* SELECTED PASSAGE
──────────
Surging

-

moparmucelli

Well-Known Member
Joined
Sep 15, 2013
Messages
194
Reaction score
11
Location
murrieta ca
hi guys I had a problem with surging a while back and I got a lot of input on it and I was messing around with the vacuum advance I had it in manifold vacuum and I plugged it into portal vacuum and it seems to run better why is that?
 
Manifold vacuum sources allow vacuum to advance at idle with throttle plates closed AND as they open .
Ported vacuum sources give no vaccum signal at idle with plates closed and only after they open enuff to expose the "port" .
 
Manifold vacuum would be giving you full VAC advance at idle . Part throttle cruise is mainly where vac advance "works" by design.
 
It was probably pulling too much timing in with manifold vacuum. You need to re-adjust the timing since you changed to the ported vacuum side.
──────────
* INSTRUCTION A
Please reproduce the vacuum advance discussion above word for word, between "moparmucelli" and "they open .", inclusive.
──────────
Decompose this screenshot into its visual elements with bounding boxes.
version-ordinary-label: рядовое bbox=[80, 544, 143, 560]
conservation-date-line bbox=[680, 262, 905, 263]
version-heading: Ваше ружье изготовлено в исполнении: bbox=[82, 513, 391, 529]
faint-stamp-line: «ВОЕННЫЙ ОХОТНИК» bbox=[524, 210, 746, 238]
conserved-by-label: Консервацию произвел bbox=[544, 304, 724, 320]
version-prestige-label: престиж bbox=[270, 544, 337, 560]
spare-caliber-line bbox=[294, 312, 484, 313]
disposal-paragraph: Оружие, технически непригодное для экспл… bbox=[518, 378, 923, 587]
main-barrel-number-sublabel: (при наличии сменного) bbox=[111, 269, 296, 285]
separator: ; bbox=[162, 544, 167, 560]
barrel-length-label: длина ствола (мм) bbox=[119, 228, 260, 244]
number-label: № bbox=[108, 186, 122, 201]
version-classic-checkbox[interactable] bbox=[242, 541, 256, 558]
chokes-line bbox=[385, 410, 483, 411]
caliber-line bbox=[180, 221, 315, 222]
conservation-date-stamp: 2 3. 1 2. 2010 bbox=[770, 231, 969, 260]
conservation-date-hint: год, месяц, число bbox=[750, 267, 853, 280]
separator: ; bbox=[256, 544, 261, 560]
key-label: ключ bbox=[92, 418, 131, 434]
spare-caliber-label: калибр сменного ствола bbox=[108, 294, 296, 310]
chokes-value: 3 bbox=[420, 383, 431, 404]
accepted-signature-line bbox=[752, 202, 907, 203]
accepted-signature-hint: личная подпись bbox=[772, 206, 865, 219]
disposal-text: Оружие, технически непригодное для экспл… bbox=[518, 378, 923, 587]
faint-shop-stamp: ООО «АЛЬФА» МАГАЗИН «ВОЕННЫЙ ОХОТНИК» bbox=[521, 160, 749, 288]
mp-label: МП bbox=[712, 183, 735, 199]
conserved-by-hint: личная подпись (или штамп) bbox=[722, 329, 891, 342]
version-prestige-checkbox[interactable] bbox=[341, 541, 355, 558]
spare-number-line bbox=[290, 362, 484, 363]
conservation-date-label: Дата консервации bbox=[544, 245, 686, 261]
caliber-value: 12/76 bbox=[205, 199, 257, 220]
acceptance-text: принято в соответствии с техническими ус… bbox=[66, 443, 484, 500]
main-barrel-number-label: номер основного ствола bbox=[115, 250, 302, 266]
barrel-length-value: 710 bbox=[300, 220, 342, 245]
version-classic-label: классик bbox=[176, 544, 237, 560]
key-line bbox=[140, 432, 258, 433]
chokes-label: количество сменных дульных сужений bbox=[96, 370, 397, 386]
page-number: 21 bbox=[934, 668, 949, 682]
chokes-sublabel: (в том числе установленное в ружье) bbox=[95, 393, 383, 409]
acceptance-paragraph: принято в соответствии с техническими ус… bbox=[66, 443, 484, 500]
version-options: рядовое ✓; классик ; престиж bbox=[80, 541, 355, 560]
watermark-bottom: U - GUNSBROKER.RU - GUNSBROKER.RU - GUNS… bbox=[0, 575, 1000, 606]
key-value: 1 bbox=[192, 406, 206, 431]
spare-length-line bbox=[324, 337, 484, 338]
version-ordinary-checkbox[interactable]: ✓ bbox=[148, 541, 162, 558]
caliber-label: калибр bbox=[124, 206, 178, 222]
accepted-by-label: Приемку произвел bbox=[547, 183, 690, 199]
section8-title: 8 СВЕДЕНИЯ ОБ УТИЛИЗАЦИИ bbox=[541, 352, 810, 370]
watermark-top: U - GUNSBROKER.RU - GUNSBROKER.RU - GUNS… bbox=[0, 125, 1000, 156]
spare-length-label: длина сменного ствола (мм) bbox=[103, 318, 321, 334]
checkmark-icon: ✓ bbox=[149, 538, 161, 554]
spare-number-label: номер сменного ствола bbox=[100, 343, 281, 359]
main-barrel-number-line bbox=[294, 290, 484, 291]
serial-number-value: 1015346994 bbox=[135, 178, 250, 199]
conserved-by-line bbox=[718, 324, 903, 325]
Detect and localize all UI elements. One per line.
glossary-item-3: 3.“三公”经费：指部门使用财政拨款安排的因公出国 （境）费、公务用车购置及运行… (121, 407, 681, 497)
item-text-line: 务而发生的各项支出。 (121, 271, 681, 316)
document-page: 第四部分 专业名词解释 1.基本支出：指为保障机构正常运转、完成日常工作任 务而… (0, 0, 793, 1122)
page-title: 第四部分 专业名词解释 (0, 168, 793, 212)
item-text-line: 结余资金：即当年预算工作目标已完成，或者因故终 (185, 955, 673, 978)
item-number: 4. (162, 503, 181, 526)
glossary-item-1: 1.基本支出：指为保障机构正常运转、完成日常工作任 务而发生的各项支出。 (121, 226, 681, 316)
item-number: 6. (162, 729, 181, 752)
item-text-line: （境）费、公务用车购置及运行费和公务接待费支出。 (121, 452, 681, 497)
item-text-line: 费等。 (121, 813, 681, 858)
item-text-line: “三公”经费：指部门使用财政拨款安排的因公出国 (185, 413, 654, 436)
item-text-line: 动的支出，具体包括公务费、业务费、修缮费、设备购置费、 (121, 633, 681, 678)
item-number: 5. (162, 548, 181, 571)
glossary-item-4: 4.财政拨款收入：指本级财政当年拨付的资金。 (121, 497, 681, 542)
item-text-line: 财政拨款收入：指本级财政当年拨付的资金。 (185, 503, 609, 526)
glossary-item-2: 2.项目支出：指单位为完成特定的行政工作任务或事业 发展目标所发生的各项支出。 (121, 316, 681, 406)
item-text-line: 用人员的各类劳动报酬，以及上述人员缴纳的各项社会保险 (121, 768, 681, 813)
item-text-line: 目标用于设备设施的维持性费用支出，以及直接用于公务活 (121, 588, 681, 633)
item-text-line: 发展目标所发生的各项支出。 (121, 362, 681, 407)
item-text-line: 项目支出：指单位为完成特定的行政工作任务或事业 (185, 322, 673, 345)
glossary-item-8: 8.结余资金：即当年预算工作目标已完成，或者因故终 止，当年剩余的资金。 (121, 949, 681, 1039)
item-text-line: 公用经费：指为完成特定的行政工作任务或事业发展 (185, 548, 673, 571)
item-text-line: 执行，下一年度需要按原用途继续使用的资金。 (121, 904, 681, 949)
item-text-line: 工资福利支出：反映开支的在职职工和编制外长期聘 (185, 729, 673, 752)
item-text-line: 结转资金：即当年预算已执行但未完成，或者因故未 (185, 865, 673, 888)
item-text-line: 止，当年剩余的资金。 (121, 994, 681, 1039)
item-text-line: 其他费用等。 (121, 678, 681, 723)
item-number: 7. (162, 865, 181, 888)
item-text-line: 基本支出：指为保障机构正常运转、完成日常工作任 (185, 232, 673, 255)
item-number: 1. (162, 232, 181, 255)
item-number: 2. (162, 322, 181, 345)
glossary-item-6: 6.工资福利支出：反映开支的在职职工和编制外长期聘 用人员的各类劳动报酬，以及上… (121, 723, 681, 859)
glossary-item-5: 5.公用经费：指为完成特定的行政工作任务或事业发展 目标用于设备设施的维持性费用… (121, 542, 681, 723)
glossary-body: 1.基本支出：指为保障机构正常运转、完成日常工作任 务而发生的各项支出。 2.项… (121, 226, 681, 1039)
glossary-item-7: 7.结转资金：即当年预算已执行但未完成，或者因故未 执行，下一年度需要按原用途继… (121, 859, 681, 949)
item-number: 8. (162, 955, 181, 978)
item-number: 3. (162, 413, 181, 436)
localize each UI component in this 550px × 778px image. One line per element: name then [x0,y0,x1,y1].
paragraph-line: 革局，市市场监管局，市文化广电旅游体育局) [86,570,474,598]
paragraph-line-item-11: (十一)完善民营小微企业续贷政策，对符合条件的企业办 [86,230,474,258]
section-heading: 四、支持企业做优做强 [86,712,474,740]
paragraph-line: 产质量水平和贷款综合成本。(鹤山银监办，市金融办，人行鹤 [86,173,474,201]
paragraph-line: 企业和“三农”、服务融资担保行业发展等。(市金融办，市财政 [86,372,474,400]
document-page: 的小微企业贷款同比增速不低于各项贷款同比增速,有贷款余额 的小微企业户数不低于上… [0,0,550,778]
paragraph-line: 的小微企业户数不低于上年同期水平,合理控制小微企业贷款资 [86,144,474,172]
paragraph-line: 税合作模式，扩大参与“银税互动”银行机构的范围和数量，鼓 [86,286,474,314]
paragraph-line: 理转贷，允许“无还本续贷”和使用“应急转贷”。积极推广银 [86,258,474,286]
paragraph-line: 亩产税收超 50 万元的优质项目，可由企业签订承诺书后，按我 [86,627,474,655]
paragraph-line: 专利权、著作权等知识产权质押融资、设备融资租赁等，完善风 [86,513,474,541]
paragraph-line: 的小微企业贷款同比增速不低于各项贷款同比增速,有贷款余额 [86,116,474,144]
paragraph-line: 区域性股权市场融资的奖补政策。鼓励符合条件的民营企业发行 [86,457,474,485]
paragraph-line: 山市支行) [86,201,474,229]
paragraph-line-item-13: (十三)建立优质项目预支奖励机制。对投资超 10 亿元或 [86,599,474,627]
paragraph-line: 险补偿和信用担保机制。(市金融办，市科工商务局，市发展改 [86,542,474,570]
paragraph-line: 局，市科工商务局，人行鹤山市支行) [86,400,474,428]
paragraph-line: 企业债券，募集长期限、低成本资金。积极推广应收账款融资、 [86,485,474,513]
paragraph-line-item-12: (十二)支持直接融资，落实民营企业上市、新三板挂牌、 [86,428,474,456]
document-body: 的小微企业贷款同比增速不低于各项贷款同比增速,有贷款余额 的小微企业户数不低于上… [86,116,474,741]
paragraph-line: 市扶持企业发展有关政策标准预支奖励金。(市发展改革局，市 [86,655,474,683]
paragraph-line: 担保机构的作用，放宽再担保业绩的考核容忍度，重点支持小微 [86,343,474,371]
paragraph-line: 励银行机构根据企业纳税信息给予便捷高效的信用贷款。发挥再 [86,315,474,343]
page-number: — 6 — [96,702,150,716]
──────────
* INSTRUCTION B
Render the records as a JSON list of strings, one string per line with blank lines omitted, covering everything from the first line of the records through the line holding "version-heading: Ваше ружье", inclusive.

* EXPECTED OUTPUT A
moparmucelli

Well-Known Member
Joined
Sep 15, 2013
Messages
194
Reaction score
11
Location
murrieta ca
hi guys I had a problem with surging a while back and I got a lot of input on it and I was messing around with the vacuum advance I had it in manifold vacuum and I plugged it into portal vacuum and it seems to run better why is that?
 
Manifold vacuum sources allow vacuum to advance at idle with throttle plates closed AND as they open .

* EXPECTED OUTPUT B
[
  "Decompose this screenshot into its visual elements with bounding boxes.",
  "version-ordinary-label: рядовое bbox=[80, 544, 143, 560]",
  "conservation-date-line bbox=[680, 262, 905, 263]",
  "version-heading: Ваше ружье изготовлено в исполнении: bbox=[82, 513, 391, 529]"
]